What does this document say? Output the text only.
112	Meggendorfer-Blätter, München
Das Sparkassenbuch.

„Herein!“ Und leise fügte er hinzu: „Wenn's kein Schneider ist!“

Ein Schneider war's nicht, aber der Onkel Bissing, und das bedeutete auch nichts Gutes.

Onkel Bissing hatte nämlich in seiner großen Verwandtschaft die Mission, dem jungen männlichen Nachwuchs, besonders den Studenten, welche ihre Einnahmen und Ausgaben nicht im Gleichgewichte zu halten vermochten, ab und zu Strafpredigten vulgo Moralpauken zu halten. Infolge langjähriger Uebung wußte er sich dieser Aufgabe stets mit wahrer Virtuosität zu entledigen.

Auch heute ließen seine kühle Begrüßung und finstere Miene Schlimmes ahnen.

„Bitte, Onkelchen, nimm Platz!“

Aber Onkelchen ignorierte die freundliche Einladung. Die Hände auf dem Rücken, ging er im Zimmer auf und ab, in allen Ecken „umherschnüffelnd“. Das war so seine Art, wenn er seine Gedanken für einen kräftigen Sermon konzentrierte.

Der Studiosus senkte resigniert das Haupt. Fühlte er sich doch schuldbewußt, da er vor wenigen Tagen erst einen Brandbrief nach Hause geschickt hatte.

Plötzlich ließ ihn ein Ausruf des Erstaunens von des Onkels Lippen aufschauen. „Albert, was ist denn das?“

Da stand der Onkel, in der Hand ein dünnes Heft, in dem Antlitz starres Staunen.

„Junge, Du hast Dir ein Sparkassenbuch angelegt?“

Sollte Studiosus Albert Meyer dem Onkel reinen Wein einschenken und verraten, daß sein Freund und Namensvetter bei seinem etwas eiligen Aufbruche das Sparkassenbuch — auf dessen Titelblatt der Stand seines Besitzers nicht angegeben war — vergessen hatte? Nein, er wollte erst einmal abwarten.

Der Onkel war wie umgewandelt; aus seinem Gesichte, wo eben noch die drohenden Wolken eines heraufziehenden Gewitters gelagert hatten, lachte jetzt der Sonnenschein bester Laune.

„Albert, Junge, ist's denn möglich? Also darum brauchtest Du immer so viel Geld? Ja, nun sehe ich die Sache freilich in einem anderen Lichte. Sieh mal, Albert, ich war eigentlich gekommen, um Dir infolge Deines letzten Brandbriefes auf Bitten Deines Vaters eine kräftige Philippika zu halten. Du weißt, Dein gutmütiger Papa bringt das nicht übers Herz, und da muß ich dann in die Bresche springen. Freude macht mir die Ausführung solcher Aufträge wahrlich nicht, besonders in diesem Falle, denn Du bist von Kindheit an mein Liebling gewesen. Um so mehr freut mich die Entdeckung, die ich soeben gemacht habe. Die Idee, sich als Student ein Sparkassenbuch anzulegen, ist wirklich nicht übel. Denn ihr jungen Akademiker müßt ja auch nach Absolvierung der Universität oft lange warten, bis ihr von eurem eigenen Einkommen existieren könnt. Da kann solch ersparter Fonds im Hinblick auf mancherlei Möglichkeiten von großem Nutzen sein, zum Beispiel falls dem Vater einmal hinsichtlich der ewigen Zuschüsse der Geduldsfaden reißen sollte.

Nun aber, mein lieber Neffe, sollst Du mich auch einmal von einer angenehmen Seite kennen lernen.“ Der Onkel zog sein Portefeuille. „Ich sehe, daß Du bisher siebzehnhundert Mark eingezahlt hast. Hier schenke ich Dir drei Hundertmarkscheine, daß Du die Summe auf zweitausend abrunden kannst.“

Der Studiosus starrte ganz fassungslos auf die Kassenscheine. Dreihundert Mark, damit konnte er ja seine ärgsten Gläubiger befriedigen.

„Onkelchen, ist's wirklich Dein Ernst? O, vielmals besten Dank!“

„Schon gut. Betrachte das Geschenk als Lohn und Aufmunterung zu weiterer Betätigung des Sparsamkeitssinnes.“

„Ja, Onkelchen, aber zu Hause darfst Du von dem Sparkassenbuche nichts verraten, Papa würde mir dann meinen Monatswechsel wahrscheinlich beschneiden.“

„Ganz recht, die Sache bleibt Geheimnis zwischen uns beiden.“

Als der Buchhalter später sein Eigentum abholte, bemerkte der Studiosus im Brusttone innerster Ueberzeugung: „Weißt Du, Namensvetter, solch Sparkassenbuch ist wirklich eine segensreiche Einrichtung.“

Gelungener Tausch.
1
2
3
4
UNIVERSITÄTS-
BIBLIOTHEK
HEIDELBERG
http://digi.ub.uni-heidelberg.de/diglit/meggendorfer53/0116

# Directions
For each line of the listing that holds the word "Sache", show that line.

# Output
„Albert, Junge, ist's denn möglich? Also darum brauchtest Du immer so viel Geld? Ja, nun sehe ich die Sache freilich in einem anderen Lichte. Sieh mal, Albert, ich war eigentlich gekommen, um Dir infolge Deines letzten Brandbriefes auf Bitten Deines Vaters eine kräftige Philippika zu halten. Du weißt, Dein gutmütiger Papa bringt das nicht übers Herz, und da muß ich dann in die Bresche springen. Freude macht mir die Ausführung solcher Aufträge wahrlich nicht, besonders in diesem Falle, denn Du bist von Kindheit an mein Liebling gewesen. Um so mehr freut mich die Entdeckung, die ich soeben gemacht habe. Die Idee, sich als Student ein Sparkassenbuch anzulegen, ist wirklich nicht übel. Denn ihr jungen Akademiker müßt ja auch nach Absolvierung der Universität oft lange warten, bis ihr von eurem eigenen Einkommen existieren könnt. Da kann solch ersparter Fonds im Hinblick auf mancherlei Möglichkeiten von großem Nutzen sein, zum Beispiel falls dem Vater einmal hinsichtlich der ewigen Zuschüsse der Geduldsfaden reißen sollte.
„Ganz recht, die Sache bleibt Geheimnis zwischen uns beiden.“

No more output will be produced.